## DIRECTIONS
Keep only those lines of the records that include the string "this".

## RECORDS SUPPLIED
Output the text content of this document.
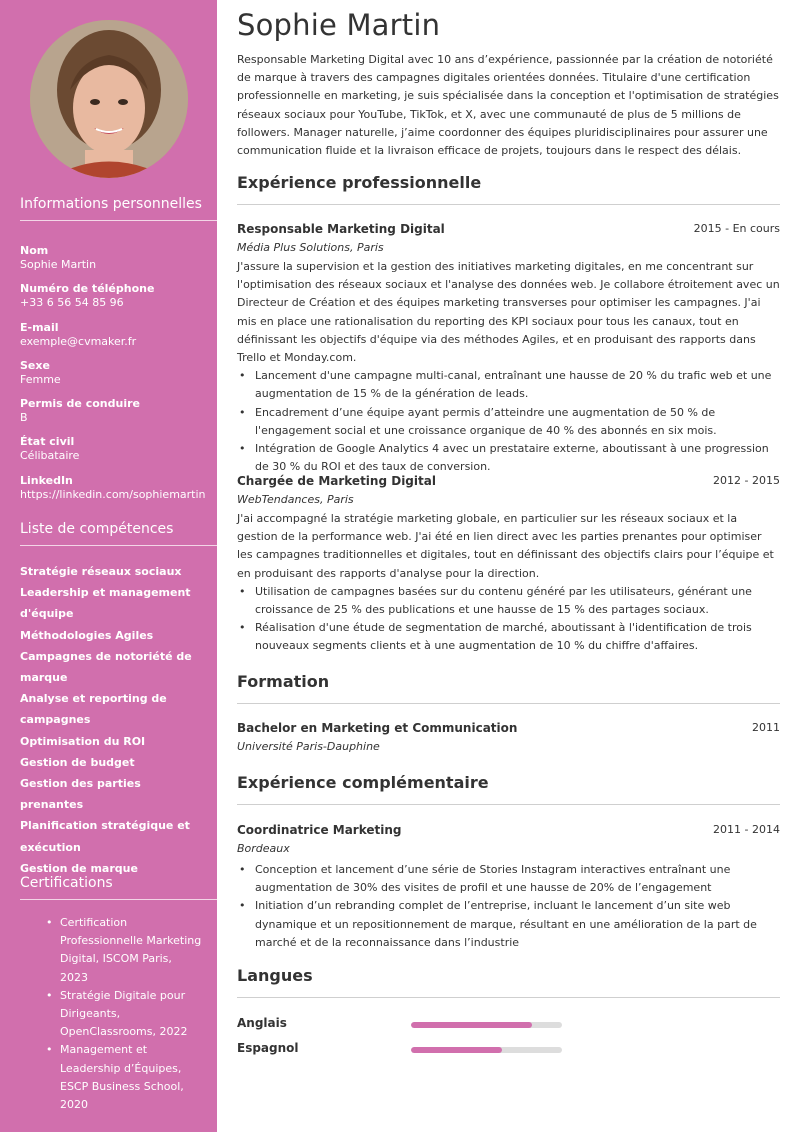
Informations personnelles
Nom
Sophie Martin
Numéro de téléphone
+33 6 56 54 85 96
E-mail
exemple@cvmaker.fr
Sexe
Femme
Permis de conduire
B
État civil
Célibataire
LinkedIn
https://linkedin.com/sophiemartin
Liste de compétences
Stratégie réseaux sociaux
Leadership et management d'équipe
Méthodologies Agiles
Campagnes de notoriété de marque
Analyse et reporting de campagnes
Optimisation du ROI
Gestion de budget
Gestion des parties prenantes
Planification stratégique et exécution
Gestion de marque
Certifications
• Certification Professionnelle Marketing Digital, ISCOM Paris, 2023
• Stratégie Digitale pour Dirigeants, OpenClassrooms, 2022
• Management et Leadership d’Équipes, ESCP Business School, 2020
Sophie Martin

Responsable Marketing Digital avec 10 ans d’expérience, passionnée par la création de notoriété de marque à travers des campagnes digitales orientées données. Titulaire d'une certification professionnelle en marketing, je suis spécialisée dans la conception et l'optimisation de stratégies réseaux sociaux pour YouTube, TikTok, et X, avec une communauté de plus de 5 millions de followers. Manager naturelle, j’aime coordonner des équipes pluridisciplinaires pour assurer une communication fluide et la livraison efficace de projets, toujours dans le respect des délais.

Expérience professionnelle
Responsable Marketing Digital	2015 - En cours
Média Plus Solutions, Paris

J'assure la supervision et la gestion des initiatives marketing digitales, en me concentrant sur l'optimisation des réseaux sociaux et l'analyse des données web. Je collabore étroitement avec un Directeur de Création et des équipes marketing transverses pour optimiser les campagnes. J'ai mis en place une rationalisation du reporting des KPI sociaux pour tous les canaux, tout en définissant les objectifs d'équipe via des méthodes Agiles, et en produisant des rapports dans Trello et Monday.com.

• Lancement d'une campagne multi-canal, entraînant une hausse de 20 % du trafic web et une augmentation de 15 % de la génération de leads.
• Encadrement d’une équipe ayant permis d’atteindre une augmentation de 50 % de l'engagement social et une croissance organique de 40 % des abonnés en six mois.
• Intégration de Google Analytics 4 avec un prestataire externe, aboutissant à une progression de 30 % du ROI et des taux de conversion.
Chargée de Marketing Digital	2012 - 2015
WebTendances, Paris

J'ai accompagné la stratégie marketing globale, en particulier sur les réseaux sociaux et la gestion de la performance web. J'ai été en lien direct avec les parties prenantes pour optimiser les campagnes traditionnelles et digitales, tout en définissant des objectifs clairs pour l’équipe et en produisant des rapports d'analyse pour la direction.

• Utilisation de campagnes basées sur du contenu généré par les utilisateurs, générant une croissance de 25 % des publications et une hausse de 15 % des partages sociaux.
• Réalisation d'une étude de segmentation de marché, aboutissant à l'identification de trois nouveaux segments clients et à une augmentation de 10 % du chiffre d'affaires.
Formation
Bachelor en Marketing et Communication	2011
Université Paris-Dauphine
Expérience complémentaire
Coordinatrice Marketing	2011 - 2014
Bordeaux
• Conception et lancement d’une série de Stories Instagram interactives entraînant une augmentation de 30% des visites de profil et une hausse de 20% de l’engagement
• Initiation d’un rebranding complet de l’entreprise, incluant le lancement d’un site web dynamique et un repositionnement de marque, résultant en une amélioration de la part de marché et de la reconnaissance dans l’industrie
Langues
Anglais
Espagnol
---
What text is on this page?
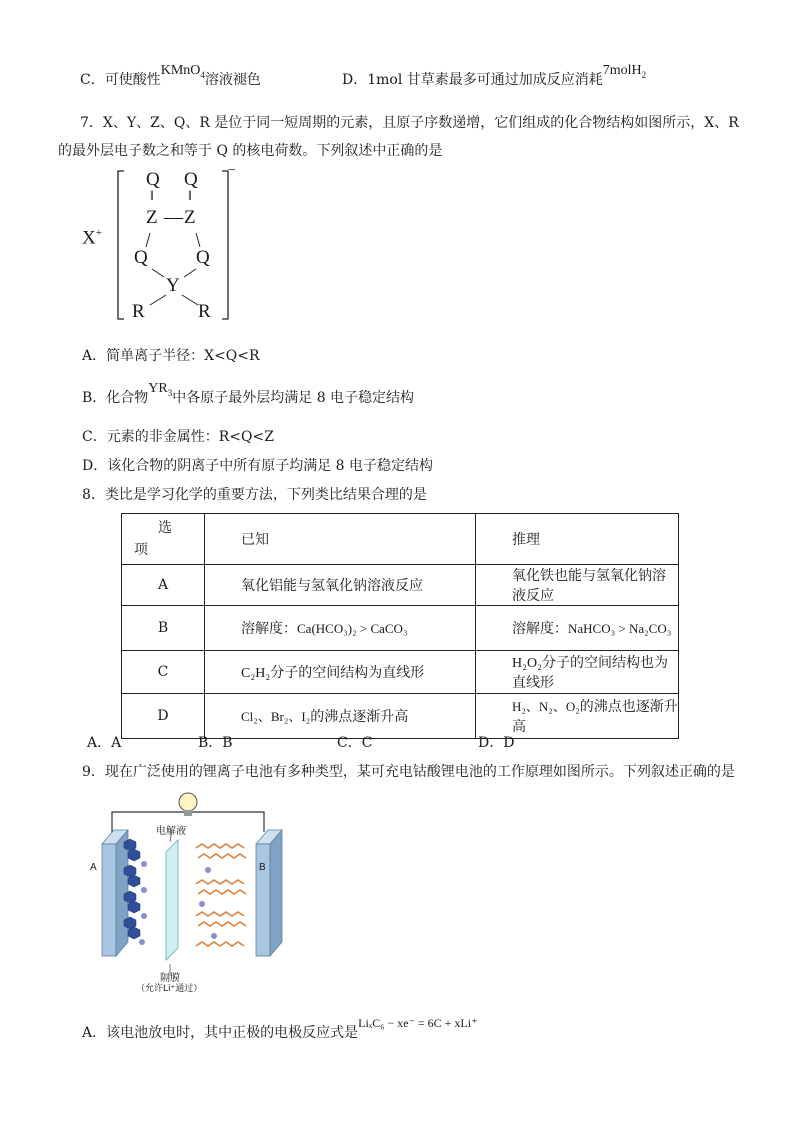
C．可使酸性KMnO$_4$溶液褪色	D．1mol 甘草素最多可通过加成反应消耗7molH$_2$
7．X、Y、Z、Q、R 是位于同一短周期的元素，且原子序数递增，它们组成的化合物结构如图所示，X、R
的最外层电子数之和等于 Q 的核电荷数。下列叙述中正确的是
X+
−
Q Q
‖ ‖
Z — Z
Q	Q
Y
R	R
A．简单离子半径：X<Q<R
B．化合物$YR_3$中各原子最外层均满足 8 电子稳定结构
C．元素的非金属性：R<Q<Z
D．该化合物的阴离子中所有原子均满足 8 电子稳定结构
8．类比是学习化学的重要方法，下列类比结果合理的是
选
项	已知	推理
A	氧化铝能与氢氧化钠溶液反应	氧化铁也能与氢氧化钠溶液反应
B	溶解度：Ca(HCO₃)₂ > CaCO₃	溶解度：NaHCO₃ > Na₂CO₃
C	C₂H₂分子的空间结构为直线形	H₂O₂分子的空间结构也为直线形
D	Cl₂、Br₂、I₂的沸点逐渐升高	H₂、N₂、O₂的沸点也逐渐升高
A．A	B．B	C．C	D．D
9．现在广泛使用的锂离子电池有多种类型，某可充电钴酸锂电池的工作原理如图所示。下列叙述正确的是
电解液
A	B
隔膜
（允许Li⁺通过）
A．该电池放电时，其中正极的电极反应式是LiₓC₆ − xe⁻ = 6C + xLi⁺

## EXPECTED ANSWER
Output the text content of this document.
What text is on this page?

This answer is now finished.